→ What needs to be done
Work out how many lines of the records hold the string "help", and reply with that number alone.

— start of Records for this exercise —

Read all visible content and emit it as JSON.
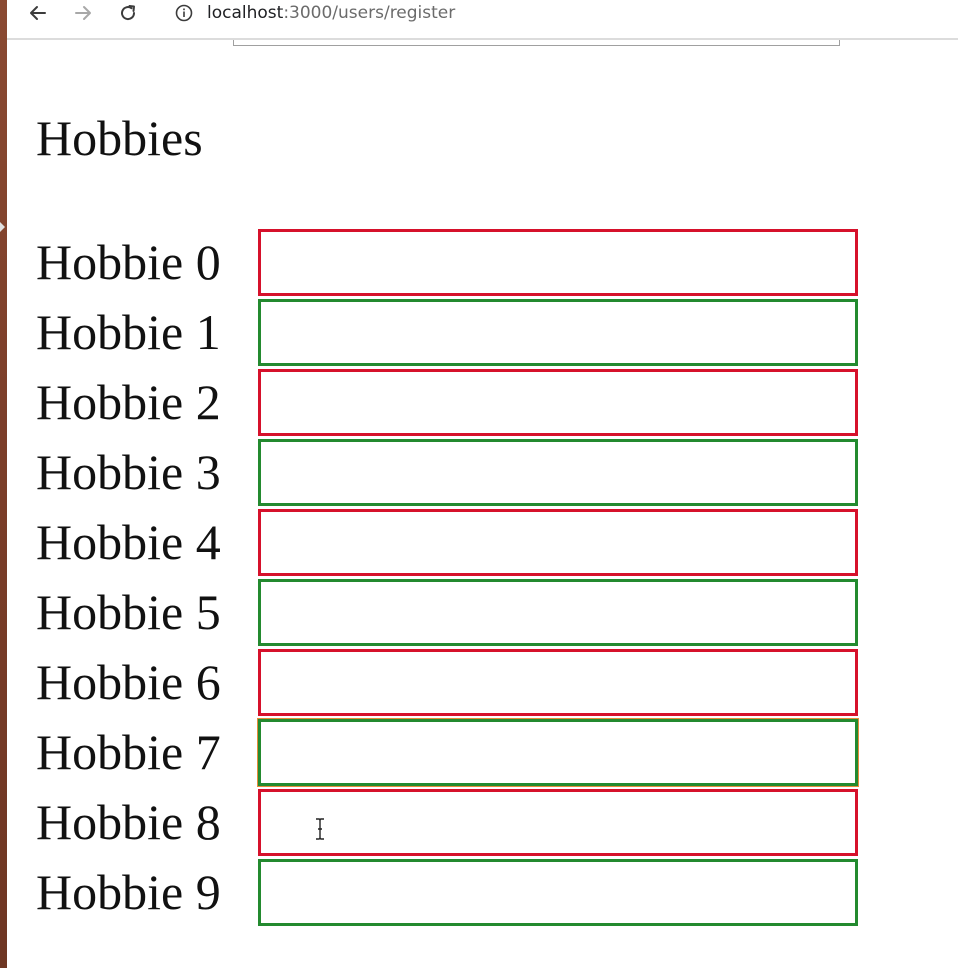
{
  "browser": {
    "url_host": "localhost",
    "url_path": ":3000/users/register",
    "back_icon": "back-arrow-icon",
    "forward_icon": "forward-arrow-icon",
    "reload_icon": "reload-icon",
    "info_icon": "info-icon"
  },
  "form": {
    "section_title": "Hobbies",
    "hobbies": [
      {
        "label": "Hobbie 0",
        "value": "",
        "state": "invalid"
      },
      {
        "label": "Hobbie 1",
        "value": "",
        "state": "valid"
      },
      {
        "label": "Hobbie 2",
        "value": "",
        "state": "invalid"
      },
      {
        "label": "Hobbie 3",
        "value": "",
        "state": "valid"
      },
      {
        "label": "Hobbie 4",
        "value": "",
        "state": "invalid"
      },
      {
        "label": "Hobbie 5",
        "value": "",
        "state": "valid"
      },
      {
        "label": "Hobbie 6",
        "value": "",
        "state": "invalid"
      },
      {
        "label": "Hobbie 7",
        "value": "",
        "state": "valid",
        "focused": true
      },
      {
        "label": "Hobbie 8",
        "value": "",
        "state": "invalid"
      },
      {
        "label": "Hobbie 9",
        "value": "",
        "state": "valid"
      }
    ]
  },
  "colors": {
    "invalid_border": "#d6112b",
    "valid_border": "#238a2f",
    "focus_ring": "#e58b3a"
  }
}
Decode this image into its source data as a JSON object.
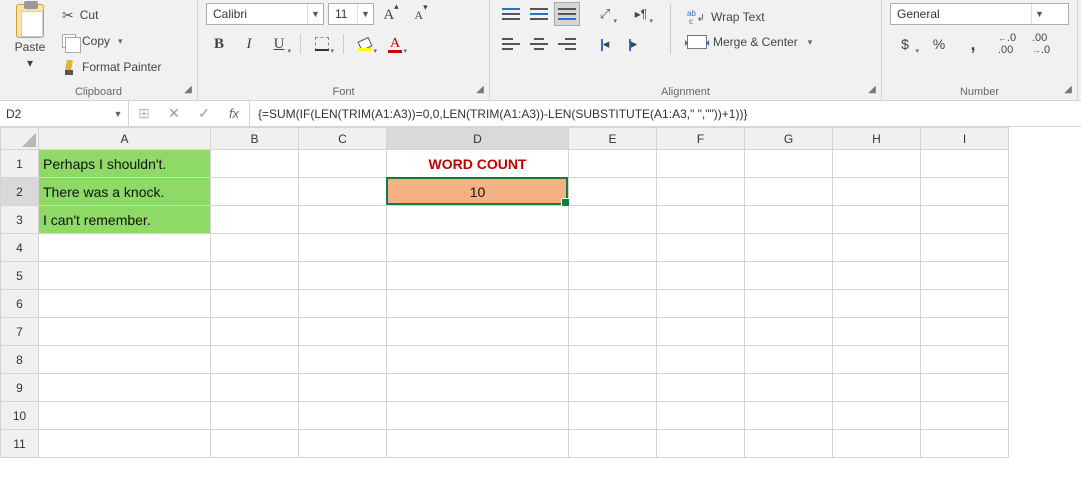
{
  "ribbon": {
    "clipboard": {
      "paste": "Paste",
      "cut": "Cut",
      "copy": "Copy",
      "format_painter": "Format Painter",
      "label": "Clipboard"
    },
    "font": {
      "name": "Calibri",
      "size": "11",
      "label": "Font"
    },
    "alignment": {
      "wrap": "Wrap Text",
      "merge": "Merge & Center",
      "label": "Alignment"
    },
    "number": {
      "format": "General",
      "label": "Number"
    }
  },
  "namebox": "D2",
  "formula": "{=SUM(IF(LEN(TRIM(A1:A3))=0,0,LEN(TRIM(A1:A3))-LEN(SUBSTITUTE(A1:A3,\" \",\"\"))+1))}",
  "columns": [
    "A",
    "B",
    "C",
    "D",
    "E",
    "F",
    "G",
    "H",
    "I"
  ],
  "rows": [
    "1",
    "2",
    "3",
    "4",
    "5",
    "6",
    "7",
    "8",
    "9",
    "10",
    "11"
  ],
  "cells": {
    "A1": "Perhaps I shouldn't.",
    "A2": "There was a knock.",
    "A3": "I can't remember.",
    "D1": "WORD COUNT",
    "D2": "10"
  },
  "selected_col": "D",
  "selected_row": "2"
}
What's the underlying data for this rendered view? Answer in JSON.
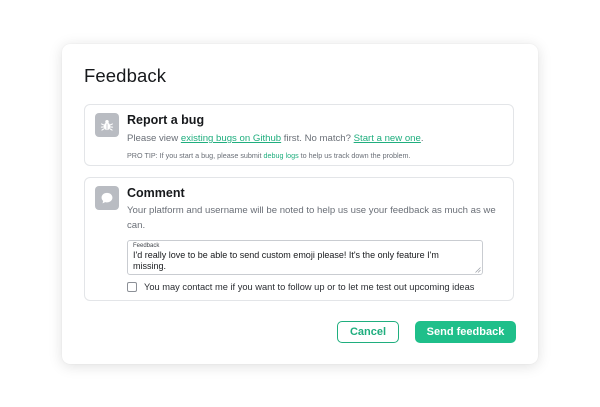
{
  "dialog": {
    "title": "Feedback"
  },
  "bug_card": {
    "icon": "bug-icon",
    "title": "Report a bug",
    "line_prefix": "Please view ",
    "existing_link": "existing bugs on Github",
    "line_middle": " first. No match? ",
    "new_link": "Start a new one",
    "line_suffix": ".",
    "protip_prefix": "PRO TIP: If you start a bug, please submit ",
    "protip_link": "debug logs",
    "protip_suffix": " to help us track down the problem."
  },
  "comment_card": {
    "icon": "speech-bubble-icon",
    "title": "Comment",
    "description": "Your platform and username will be noted to help us use your feedback as much as we can.",
    "feedback_label": "Feedback",
    "feedback_value": "I'd really love to be able to send custom emoji please! It's the only feature I'm missing.",
    "contact_label": "You may contact me if you want to follow up or to let me test out upcoming ideas",
    "contact_checked": false
  },
  "actions": {
    "cancel_label": "Cancel",
    "send_label": "Send feedback"
  },
  "colors": {
    "accent": "#1fbf8a",
    "link": "#1fae7e",
    "icon_bg": "#b9bcc2"
  }
}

— end of Records for this exercise —

→ Expected output
2